Element box items
- - - - -

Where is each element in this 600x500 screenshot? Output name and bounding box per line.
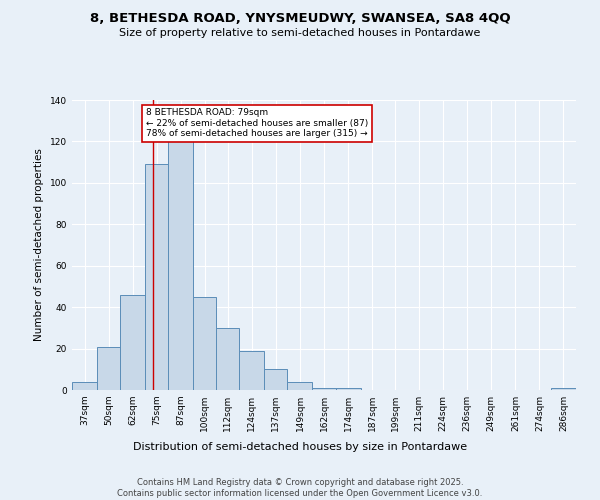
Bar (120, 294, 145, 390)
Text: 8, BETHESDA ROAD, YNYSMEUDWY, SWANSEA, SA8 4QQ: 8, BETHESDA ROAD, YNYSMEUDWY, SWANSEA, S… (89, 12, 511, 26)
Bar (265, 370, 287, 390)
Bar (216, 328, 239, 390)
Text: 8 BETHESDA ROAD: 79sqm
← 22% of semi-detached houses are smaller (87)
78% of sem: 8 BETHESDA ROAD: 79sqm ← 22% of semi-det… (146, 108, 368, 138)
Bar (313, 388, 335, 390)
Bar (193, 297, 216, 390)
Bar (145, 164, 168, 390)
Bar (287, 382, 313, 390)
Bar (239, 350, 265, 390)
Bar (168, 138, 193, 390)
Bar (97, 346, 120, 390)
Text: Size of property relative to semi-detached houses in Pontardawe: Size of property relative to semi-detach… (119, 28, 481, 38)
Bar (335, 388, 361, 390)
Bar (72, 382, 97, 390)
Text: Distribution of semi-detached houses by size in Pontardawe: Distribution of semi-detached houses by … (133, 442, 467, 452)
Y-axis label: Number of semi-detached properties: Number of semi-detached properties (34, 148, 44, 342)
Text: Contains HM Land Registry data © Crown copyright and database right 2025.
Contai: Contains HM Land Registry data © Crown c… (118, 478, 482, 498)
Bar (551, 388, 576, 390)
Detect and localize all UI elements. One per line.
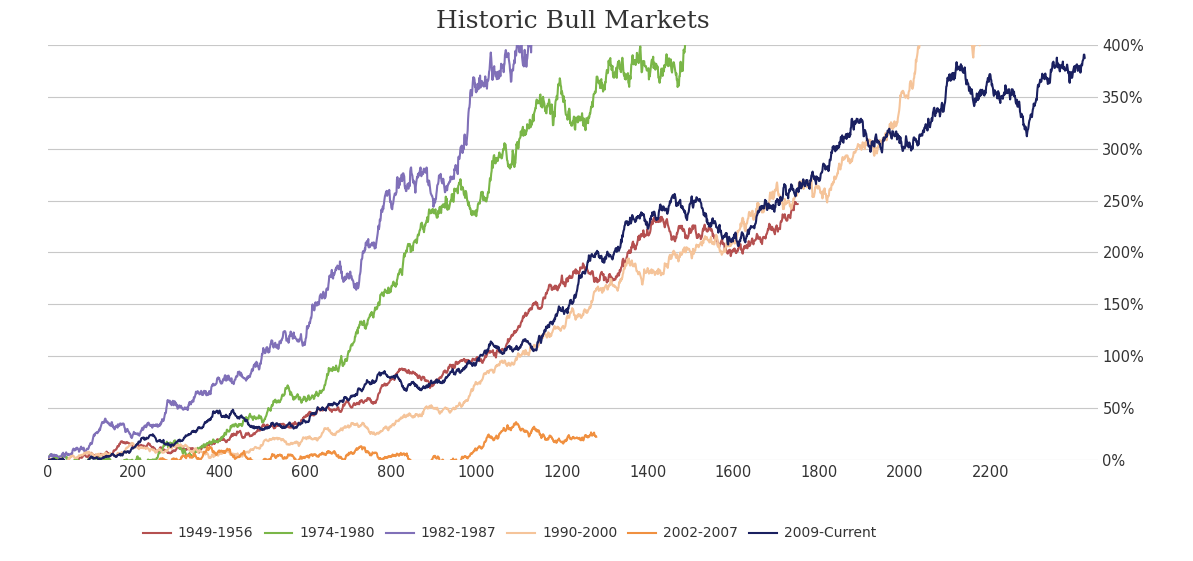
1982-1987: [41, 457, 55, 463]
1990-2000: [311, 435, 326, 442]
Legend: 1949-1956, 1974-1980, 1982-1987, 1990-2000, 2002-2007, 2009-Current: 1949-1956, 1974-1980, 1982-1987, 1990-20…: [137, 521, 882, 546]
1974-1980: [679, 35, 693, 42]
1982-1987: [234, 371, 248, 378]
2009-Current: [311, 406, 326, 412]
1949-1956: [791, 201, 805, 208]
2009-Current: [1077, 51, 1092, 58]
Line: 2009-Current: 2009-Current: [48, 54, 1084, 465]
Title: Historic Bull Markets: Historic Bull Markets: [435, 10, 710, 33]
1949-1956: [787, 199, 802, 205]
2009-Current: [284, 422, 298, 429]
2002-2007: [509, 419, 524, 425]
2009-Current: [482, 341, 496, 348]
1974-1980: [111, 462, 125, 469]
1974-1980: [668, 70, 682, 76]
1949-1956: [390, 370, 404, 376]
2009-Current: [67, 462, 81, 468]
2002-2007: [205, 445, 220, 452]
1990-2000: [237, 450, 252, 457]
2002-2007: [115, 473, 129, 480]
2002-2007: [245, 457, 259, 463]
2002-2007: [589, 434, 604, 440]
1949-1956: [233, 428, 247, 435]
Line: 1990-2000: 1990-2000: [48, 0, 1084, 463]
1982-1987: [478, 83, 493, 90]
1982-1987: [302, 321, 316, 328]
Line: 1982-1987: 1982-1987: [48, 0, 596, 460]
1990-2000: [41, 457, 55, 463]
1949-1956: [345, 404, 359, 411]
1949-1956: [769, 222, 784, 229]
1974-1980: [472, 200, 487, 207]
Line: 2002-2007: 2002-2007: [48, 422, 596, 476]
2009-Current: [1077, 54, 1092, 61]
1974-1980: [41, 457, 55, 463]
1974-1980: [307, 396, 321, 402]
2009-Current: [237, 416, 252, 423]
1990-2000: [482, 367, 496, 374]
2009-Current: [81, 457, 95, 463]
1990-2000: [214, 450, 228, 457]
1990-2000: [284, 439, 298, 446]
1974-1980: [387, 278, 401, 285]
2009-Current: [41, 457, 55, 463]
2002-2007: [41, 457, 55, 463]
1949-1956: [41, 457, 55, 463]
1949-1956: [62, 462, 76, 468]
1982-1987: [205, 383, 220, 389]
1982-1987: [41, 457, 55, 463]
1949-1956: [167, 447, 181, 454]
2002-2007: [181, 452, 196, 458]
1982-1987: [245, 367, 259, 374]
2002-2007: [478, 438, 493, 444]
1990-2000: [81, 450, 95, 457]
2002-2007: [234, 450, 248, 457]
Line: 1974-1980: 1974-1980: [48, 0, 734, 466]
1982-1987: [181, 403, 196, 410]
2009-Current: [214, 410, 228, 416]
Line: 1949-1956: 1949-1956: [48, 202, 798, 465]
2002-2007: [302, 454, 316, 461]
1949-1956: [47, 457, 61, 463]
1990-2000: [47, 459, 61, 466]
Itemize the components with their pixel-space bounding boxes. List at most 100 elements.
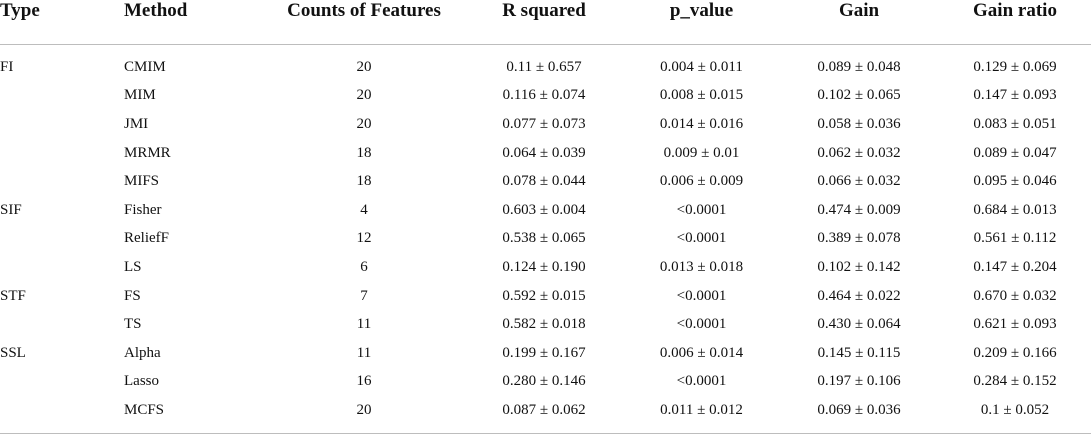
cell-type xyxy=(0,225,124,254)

- - - - -

• _Written instruction_
Can you reproduce all the items above line for line, without any changes and with the pictures left out?

• _Full answer_
Where is each element in this 600x500 screenshot? Output name and bounding box per line.
Bar (120, 294, 145, 390)
Text: 8, BETHESDA ROAD, YNYSMEUDWY, SWANSEA, SA8 4QQ: 8, BETHESDA ROAD, YNYSMEUDWY, SWANSEA, S… (89, 12, 511, 26)
Bar (265, 370, 287, 390)
Bar (216, 328, 239, 390)
Text: 8 BETHESDA ROAD: 79sqm
← 22% of semi-detached houses are smaller (87)
78% of sem: 8 BETHESDA ROAD: 79sqm ← 22% of semi-det… (146, 108, 368, 138)
Bar (313, 388, 335, 390)
Bar (193, 297, 216, 390)
Bar (145, 164, 168, 390)
Bar (287, 382, 313, 390)
Bar (239, 350, 265, 390)
Bar (168, 138, 193, 390)
Bar (97, 346, 120, 390)
Text: Size of property relative to semi-detached houses in Pontardawe: Size of property relative to semi-detach… (119, 28, 481, 38)
Bar (335, 388, 361, 390)
Bar (72, 382, 97, 390)
Text: Distribution of semi-detached houses by size in Pontardawe: Distribution of semi-detached houses by … (133, 442, 467, 452)
Y-axis label: Number of semi-detached properties: Number of semi-detached properties (34, 148, 44, 342)
Text: Contains HM Land Registry data © Crown copyright and database right 2025.
Contai: Contains HM Land Registry data © Crown c… (118, 478, 482, 498)
Bar (551, 388, 576, 390)
Detect and localize all UI elements. One per line.
1982-1987: [41, 457, 55, 463]
1990-2000: [311, 435, 326, 442]
Legend: 1949-1956, 1974-1980, 1982-1987, 1990-2000, 2002-2007, 2009-Current: 1949-1956, 1974-1980, 1982-1987, 1990-20…: [137, 521, 882, 546]
1974-1980: [679, 35, 693, 42]
1982-1987: [234, 371, 248, 378]
2009-Current: [311, 406, 326, 412]
1949-1956: [791, 201, 805, 208]
2009-Current: [1077, 51, 1092, 58]
Line: 2009-Current: 2009-Current: [48, 54, 1084, 465]
Title: Historic Bull Markets: Historic Bull Markets: [435, 10, 710, 33]
1949-1956: [787, 199, 802, 205]
2009-Current: [284, 422, 298, 429]
2002-2007: [509, 419, 524, 425]
2009-Current: [482, 341, 496, 348]
1974-1980: [111, 462, 125, 469]
1974-1980: [668, 70, 682, 76]
1949-1956: [390, 370, 404, 376]
2009-Current: [67, 462, 81, 468]
2002-2007: [205, 445, 220, 452]
1990-2000: [237, 450, 252, 457]
2002-2007: [115, 473, 129, 480]
2002-2007: [245, 457, 259, 463]
2002-2007: [589, 434, 604, 440]
1949-1956: [233, 428, 247, 435]
Line: 1990-2000: 1990-2000: [48, 0, 1084, 463]
1982-1987: [478, 83, 493, 90]
1982-1987: [302, 321, 316, 328]
Line: 1982-1987: 1982-1987: [48, 0, 596, 460]
1990-2000: [41, 457, 55, 463]
1949-1956: [345, 404, 359, 411]
1949-1956: [769, 222, 784, 229]
1974-1980: [472, 200, 487, 207]
Line: 2002-2007: 2002-2007: [48, 422, 596, 476]
2009-Current: [1077, 54, 1092, 61]
1974-1980: [41, 457, 55, 463]
1974-1980: [307, 396, 321, 402]
2009-Current: [237, 416, 252, 423]
1990-2000: [482, 367, 496, 374]
2009-Current: [81, 457, 95, 463]
1990-2000: [214, 450, 228, 457]
1990-2000: [284, 439, 298, 446]
1974-1980: [387, 278, 401, 285]
2009-Current: [41, 457, 55, 463]
2002-2007: [41, 457, 55, 463]
1949-1956: [41, 457, 55, 463]
1949-1956: [62, 462, 76, 468]
1982-1987: [205, 383, 220, 389]
1982-1987: [41, 457, 55, 463]
1949-1956: [167, 447, 181, 454]
2002-2007: [181, 452, 196, 458]
1982-1987: [245, 367, 259, 374]
2002-2007: [478, 438, 493, 444]
1990-2000: [81, 450, 95, 457]
2002-2007: [234, 450, 248, 457]
Line: 1974-1980: 1974-1980: [48, 0, 734, 466]
1982-1987: [181, 403, 196, 410]
2009-Current: [214, 410, 228, 416]
Line: 1949-1956: 1949-1956: [48, 202, 798, 465]
2002-2007: [302, 454, 316, 461]
1949-1956: [47, 457, 61, 463]
1990-2000: [47, 459, 61, 466]
Itemize the components with their pixel-space bounding boxes. List at most 100 elements.
cell-type xyxy=(0,225,124,254)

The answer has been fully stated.